_INSTRUCTION_: Copy out each line that includes the word "Helen".
------------
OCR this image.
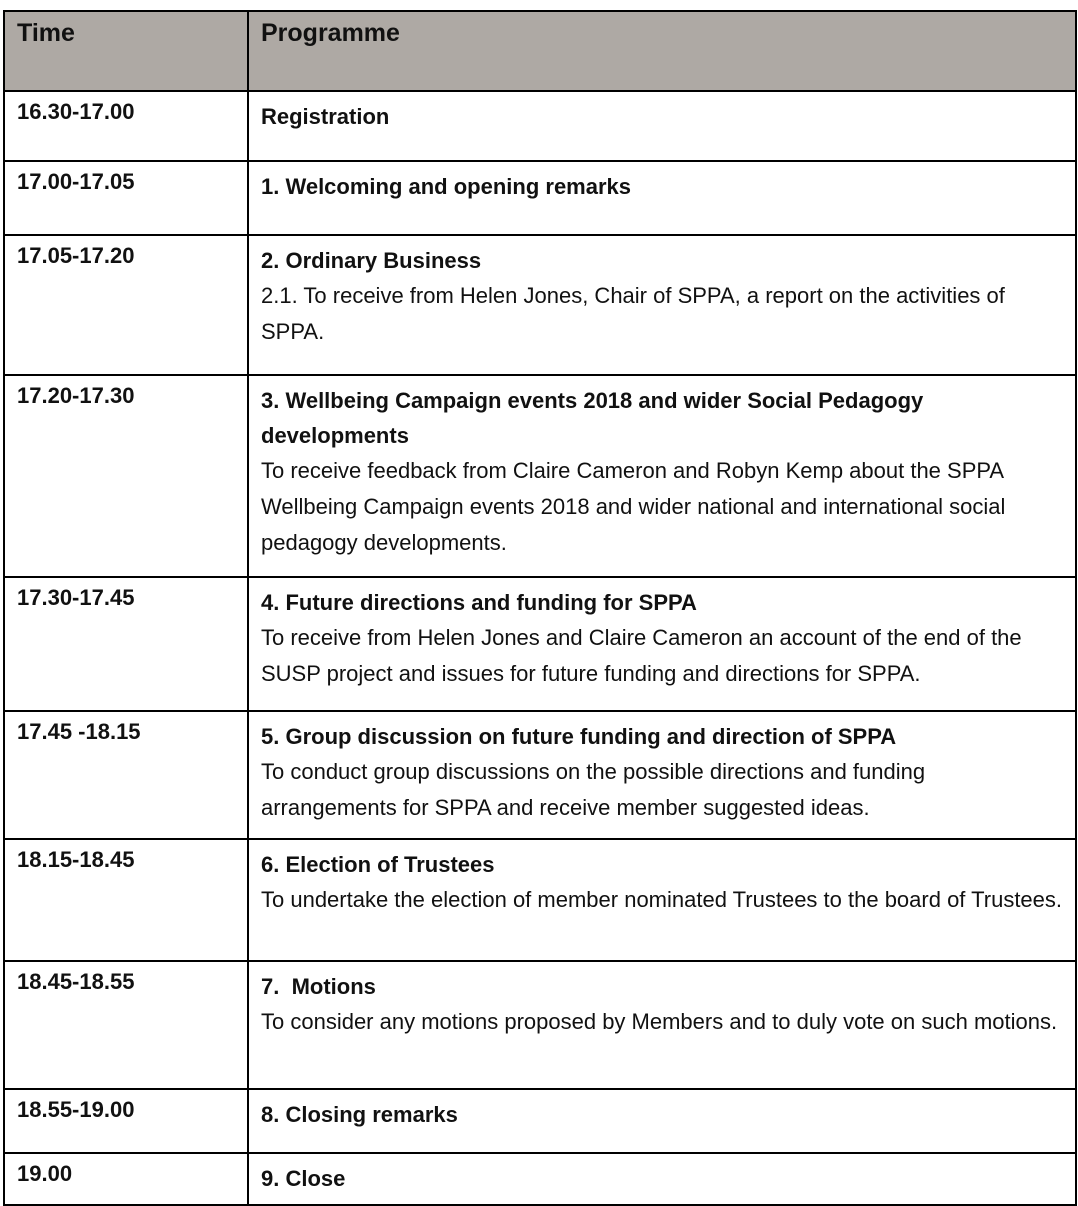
Time	Programme
16.30-17.00	Registration

17.00-17.05	1. Welcoming and opening remarks

17.05-17.20	2. Ordinary Business

2.1. To receive from Helen Jones, Chair of SPPA, a report on the activities of SPPA.

17.20-17.30	3. Wellbeing Campaign events 2018 and wider Social Pedagogy developments

To receive feedback from Claire Cameron and Robyn Kemp about the SPPA Wellbeing Campaign events 2018 and wider national and international social pedagogy developments.

17.30-17.45	4. Future directions and funding for SPPA

To receive from Helen Jones and Claire Cameron an account of the end of the SUSP project and issues for future funding and directions for SPPA.

17.45 -18.15	5. Group discussion on future funding and direction of SPPA

To conduct group discussions on the possible directions and funding arrangements for SPPA and receive member suggested ideas.

18.15-18.45	6. Election of Trustees

To undertake the election of member nominated Trustees to the board of Trustees.

18.45-18.55	7.  Motions

To consider any motions proposed by Members and to duly vote on such motions.

18.55-19.00	8. Closing remarks

19.00	9. Close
------------
_PROBLEM SOLUTION_:
2.1. To receive from Helen Jones, Chair of SPPA, a report on the activities of SPPA.
To receive from Helen Jones and Claire Cameron an account of the end of the SUSP project and issues for future funding and directions for SPPA.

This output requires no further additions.